Figure dataset records:
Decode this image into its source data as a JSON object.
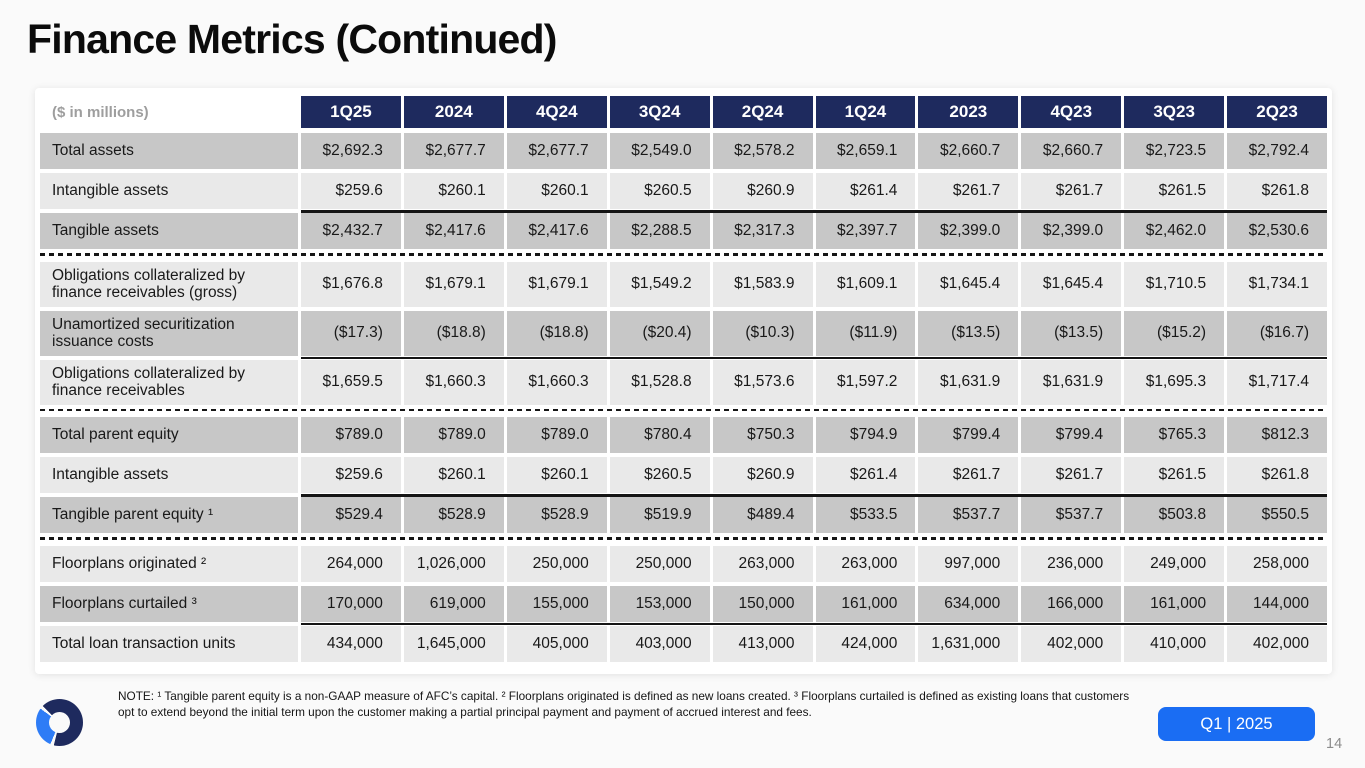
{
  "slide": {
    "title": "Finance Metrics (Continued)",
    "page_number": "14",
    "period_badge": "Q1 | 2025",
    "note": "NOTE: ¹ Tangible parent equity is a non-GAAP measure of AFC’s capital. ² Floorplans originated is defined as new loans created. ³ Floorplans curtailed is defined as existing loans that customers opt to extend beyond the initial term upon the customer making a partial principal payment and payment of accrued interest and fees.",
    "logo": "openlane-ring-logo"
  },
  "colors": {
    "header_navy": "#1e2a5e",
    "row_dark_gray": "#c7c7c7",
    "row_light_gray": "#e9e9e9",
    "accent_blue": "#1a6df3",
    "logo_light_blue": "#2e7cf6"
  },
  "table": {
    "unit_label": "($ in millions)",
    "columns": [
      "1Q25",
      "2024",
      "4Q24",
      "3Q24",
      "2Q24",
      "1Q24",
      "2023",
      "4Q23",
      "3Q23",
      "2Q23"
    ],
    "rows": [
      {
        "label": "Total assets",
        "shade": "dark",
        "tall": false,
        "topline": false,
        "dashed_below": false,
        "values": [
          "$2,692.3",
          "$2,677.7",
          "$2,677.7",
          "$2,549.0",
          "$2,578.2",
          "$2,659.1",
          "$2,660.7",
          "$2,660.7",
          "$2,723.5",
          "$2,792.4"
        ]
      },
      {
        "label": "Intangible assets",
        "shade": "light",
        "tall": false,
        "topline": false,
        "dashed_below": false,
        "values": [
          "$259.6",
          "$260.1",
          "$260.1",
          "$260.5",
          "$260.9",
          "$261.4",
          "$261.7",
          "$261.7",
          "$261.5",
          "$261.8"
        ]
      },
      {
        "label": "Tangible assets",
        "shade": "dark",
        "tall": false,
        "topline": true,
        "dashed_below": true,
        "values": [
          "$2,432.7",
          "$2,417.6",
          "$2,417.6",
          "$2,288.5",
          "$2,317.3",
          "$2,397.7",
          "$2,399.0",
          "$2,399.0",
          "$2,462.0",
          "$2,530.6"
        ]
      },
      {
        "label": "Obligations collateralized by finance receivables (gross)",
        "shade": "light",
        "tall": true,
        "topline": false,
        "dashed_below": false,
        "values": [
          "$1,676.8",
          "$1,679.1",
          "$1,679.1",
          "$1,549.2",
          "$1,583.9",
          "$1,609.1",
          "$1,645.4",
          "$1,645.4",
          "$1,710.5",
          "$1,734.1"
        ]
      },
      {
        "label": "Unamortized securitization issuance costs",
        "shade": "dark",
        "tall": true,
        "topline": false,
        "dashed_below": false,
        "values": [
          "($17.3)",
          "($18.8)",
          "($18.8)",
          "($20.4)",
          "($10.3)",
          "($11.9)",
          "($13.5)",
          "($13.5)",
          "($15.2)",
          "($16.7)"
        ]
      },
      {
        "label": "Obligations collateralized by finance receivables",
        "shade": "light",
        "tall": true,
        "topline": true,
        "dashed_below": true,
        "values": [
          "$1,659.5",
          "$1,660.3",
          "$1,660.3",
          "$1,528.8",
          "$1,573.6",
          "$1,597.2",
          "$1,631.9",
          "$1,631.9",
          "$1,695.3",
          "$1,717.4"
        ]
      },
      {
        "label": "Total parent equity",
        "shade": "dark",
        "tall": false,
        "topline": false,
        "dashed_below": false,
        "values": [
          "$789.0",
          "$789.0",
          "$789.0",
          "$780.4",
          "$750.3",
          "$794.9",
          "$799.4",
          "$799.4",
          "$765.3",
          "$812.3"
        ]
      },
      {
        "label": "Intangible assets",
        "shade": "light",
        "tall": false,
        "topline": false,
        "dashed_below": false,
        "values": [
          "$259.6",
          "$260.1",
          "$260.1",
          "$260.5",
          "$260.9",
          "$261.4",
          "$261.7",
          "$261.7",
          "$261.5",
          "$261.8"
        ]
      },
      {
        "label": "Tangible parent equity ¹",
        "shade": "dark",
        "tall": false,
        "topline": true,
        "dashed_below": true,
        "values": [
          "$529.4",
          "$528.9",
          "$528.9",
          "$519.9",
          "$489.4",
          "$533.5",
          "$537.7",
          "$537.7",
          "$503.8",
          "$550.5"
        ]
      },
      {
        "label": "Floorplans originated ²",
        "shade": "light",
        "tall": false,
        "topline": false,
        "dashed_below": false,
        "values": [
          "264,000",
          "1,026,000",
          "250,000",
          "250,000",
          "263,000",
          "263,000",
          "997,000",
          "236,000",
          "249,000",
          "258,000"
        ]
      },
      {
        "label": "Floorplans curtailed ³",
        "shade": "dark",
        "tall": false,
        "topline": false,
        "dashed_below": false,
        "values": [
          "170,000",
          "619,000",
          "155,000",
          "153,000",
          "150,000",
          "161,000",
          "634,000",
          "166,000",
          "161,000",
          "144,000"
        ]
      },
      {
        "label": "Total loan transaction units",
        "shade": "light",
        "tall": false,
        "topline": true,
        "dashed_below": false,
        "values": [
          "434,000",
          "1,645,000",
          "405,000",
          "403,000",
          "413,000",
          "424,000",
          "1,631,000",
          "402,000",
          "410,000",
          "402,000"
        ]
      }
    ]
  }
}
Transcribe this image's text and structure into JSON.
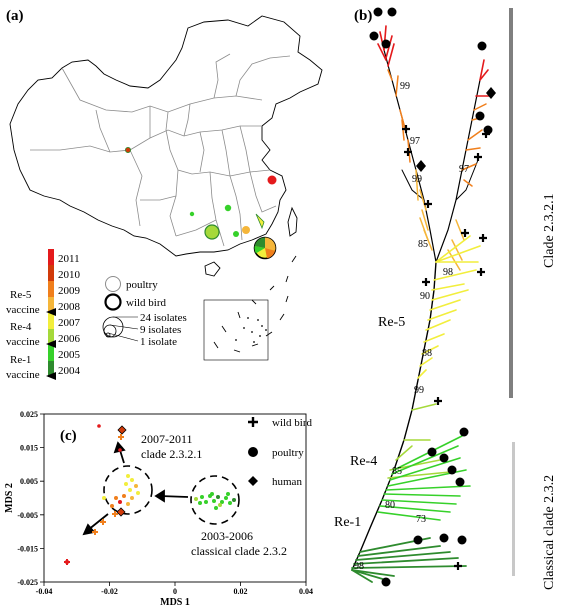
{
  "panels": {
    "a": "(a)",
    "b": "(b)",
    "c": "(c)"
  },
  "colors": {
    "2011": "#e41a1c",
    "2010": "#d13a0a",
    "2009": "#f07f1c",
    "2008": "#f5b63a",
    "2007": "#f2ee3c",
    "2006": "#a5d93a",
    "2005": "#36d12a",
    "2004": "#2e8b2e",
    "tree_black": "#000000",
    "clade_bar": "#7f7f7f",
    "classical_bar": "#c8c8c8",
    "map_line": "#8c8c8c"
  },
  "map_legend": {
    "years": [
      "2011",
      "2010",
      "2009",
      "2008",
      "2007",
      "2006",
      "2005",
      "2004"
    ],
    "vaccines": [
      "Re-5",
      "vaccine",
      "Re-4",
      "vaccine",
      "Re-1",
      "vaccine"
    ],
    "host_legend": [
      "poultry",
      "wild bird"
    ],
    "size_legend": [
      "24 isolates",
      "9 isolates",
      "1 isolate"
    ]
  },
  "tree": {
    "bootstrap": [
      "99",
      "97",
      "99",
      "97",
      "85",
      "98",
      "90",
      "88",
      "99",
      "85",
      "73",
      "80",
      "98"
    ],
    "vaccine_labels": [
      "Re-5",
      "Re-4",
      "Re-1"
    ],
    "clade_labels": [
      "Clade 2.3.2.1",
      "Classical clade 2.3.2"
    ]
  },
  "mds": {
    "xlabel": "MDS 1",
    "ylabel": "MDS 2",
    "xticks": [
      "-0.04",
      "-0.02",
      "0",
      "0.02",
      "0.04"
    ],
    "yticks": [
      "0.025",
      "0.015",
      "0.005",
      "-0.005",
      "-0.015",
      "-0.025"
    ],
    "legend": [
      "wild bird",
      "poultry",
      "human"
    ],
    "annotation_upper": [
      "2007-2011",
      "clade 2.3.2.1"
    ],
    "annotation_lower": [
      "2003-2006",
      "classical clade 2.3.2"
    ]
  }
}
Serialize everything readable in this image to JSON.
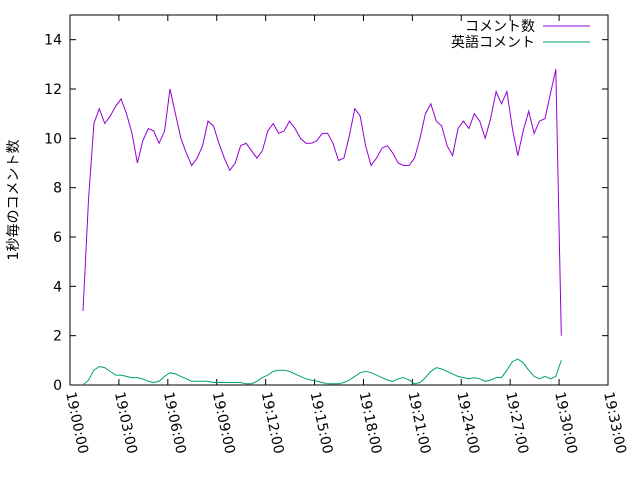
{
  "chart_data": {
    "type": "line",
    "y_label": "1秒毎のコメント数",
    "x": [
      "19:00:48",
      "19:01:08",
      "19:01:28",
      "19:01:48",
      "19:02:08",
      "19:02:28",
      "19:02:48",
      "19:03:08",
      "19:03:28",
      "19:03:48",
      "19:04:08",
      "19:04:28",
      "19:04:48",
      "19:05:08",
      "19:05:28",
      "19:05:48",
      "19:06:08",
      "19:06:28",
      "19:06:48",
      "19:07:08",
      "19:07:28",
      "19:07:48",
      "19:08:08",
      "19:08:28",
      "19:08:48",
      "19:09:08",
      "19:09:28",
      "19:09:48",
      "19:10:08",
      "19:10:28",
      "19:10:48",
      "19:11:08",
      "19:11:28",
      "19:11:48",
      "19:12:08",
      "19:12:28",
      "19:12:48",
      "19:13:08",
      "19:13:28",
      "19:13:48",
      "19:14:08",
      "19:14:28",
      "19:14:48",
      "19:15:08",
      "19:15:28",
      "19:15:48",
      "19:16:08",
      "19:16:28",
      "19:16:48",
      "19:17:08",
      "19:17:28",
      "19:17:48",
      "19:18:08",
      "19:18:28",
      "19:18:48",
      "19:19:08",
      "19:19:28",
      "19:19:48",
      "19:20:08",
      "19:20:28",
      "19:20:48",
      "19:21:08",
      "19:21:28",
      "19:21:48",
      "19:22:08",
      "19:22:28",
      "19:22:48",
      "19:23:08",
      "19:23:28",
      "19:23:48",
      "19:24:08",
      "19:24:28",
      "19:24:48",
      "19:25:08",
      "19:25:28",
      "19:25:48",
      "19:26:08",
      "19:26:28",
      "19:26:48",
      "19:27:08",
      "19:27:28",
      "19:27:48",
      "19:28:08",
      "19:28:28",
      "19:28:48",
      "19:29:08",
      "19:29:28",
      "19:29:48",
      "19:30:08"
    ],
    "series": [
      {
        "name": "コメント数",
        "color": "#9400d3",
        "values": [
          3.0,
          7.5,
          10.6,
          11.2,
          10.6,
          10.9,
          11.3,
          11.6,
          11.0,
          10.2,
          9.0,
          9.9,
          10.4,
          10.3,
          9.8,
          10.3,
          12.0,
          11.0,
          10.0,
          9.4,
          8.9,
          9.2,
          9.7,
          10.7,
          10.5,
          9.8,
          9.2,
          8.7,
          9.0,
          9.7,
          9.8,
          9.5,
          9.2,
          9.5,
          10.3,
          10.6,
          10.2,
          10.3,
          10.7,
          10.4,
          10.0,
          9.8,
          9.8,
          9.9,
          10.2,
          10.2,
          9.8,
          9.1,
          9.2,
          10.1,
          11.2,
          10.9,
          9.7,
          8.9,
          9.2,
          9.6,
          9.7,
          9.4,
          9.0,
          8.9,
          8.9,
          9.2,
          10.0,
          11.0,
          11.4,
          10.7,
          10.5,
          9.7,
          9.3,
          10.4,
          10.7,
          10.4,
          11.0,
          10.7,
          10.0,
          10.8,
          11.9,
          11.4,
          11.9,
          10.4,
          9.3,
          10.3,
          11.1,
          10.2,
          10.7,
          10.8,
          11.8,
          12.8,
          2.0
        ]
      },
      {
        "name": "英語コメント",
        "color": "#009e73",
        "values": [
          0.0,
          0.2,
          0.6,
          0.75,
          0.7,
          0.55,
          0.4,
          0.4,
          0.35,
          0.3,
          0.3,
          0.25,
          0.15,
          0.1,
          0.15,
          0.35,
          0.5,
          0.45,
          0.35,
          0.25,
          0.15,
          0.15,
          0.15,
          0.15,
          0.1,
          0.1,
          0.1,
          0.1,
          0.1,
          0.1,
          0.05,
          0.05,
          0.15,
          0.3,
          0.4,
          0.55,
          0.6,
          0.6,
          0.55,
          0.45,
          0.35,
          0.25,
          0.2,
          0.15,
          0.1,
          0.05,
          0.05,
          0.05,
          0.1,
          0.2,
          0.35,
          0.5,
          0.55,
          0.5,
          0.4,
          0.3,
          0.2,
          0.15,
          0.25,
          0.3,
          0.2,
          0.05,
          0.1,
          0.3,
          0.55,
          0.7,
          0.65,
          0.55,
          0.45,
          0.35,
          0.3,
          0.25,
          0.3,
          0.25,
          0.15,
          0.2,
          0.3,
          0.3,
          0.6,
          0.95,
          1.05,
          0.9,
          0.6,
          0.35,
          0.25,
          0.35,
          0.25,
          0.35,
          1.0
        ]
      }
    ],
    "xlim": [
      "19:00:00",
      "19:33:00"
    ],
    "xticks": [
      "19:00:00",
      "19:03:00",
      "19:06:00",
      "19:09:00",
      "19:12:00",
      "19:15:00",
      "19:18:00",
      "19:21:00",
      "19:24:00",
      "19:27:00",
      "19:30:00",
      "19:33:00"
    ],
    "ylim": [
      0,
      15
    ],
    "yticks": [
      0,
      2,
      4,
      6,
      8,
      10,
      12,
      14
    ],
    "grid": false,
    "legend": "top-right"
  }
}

Your task
Return every line holding the word "assets" from the records.

Result of this exercise
        "label": "Total assets",
        "label": "Intangible assets",
        "label": "Tangible assets",
        "label": "Intangible assets",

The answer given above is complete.